What to produce:
Can you transcribe every record below exactly as it appears?

Dataset:
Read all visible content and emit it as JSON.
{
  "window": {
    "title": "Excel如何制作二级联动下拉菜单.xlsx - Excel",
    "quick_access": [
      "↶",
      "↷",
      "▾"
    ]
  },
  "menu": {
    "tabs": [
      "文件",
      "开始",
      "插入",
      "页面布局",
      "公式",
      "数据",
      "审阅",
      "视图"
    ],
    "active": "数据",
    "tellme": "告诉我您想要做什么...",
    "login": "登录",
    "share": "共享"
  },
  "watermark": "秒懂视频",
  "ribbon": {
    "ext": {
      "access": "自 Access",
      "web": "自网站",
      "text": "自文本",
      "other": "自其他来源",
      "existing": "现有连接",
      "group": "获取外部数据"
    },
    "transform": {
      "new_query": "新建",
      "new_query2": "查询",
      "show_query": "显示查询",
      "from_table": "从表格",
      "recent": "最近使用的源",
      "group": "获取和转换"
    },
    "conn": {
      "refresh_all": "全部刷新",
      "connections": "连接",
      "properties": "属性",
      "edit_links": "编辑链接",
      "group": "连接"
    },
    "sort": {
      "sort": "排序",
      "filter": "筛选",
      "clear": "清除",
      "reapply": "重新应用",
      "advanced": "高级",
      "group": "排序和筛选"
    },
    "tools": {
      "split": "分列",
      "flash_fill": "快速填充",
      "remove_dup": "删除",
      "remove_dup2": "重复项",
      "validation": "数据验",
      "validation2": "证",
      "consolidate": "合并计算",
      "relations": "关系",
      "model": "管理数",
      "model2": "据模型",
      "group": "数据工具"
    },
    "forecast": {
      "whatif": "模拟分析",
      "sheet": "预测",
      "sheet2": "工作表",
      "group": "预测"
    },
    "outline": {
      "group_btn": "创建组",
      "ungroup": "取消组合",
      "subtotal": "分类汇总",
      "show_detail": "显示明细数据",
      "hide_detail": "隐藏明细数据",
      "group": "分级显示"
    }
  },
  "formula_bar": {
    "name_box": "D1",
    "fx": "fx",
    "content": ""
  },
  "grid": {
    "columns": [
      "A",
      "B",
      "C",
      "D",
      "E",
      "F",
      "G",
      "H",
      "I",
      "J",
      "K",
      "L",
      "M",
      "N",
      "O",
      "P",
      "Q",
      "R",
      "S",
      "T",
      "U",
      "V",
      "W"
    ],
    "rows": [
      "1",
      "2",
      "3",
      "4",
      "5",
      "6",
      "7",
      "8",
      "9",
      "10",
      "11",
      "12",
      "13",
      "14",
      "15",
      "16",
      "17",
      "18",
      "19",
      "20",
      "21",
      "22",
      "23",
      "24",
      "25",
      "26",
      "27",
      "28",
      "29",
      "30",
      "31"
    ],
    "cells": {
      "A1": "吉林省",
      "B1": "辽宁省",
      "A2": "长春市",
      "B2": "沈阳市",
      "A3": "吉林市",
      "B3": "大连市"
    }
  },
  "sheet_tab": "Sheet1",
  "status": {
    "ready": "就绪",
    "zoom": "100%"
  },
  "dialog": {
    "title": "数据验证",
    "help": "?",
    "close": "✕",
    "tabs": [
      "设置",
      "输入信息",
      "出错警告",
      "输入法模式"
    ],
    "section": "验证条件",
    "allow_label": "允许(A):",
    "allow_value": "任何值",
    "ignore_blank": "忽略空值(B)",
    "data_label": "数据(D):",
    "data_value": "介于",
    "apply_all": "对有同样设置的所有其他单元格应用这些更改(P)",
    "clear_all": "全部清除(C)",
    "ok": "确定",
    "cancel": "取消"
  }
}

Answer in full:
Read all visible content and emit it as JSON.
{
  "window": {
    "title": "Excel如何制作二级联动下拉菜单.xlsx - Excel",
    "quick_access": [
      "↶",
      "↷",
      "▾"
    ]
  },
  "menu": {
    "tabs": [
      "文件",
      "开始",
      "插入",
      "页面布局",
      "公式",
      "数据",
      "审阅",
      "视图"
    ],
    "active": "数据",
    "tellme": "告诉我您想要做什么...",
    "login": "登录",
    "share": "共享"
  },
  "watermark": "秒懂视频",
  "ribbon": {
    "ext": {
      "access": "自 Access",
      "web": "自网站",
      "text": "自文本",
      "other": "自其他来源",
      "existing": "现有连接",
      "group": "获取外部数据"
    },
    "transform": {
      "new_query": "新建",
      "new_query2": "查询",
      "show_query": "显示查询",
      "from_table": "从表格",
      "recent": "最近使用的源",
      "group": "获取和转换"
    },
    "conn": {
      "refresh_all": "全部刷新",
      "connections": "连接",
      "properties": "属性",
      "edit_links": "编辑链接",
      "group": "连接"
    },
    "sort": {
      "sort": "排序",
      "filter": "筛选",
      "clear": "清除",
      "reapply": "重新应用",
      "advanced": "高级",
      "group": "排序和筛选"
    },
    "tools": {
      "split": "分列",
      "flash_fill": "快速填充",
      "remove_dup": "删除",
      "remove_dup2": "重复项",
      "validation": "数据验",
      "validation2": "证",
      "consolidate": "合并计算",
      "relations": "关系",
      "model": "管理数",
      "model2": "据模型",
      "group": "数据工具"
    },
    "forecast": {
      "whatif": "模拟分析",
      "sheet": "预测",
      "sheet2": "工作表",
      "group": "预测"
    },
    "outline": {
      "group_btn": "创建组",
      "ungroup": "取消组合",
      "subtotal": "分类汇总",
      "show_detail": "显示明细数据",
      "hide_detail": "隐藏明细数据",
      "group": "分级显示"
    }
  },
  "formula_bar": {
    "name_box": "D1",
    "fx": "fx",
    "content": ""
  },
  "grid": {
    "columns": [
      "A",
      "B",
      "C",
      "D",
      "E",
      "F",
      "G",
      "H",
      "I",
      "J",
      "K",
      "L",
      "M",
      "N",
      "O",
      "P",
      "Q",
      "R",
      "S",
      "T",
      "U",
      "V",
      "W"
    ],
    "rows": [
      "1",
      "2",
      "3",
      "4",
      "5",
      "6",
      "7",
      "8",
      "9",
      "10",
      "11",
      "12",
      "13",
      "14",
      "15",
      "16",
      "17",
      "18",
      "19",
      "20",
      "21",
      "22",
      "23",
      "24",
      "25",
      "26",
      "27",
      "28",
      "29",
      "30",
      "31"
    ],
    "cells": {
      "A1": "吉林省",
      "B1": "辽宁省",
      "A2": "长春市",
      "B2": "沈阳市",
      "A3": "吉林市",
      "B3": "大连市"
    }
  },
  "sheet_tab": "Sheet1",
  "status": {
    "ready": "就绪",
    "zoom": "100%"
  },
  "dialog": {
    "title": "数据验证",
    "help": "?",
    "close": "✕",
    "tabs": [
      "设置",
      "输入信息",
      "出错警告",
      "输入法模式"
    ],
    "section": "验证条件",
    "allow_label": "允许(A):",
    "allow_value": "任何值",
    "ignore_blank": "忽略空值(B)",
    "data_label": "数据(D):",
    "data_value": "介于",
    "apply_all": "对有同样设置的所有其他单元格应用这些更改(P)",
    "clear_all": "全部清除(C)",
    "ok": "确定",
    "cancel": "取消"
  }
}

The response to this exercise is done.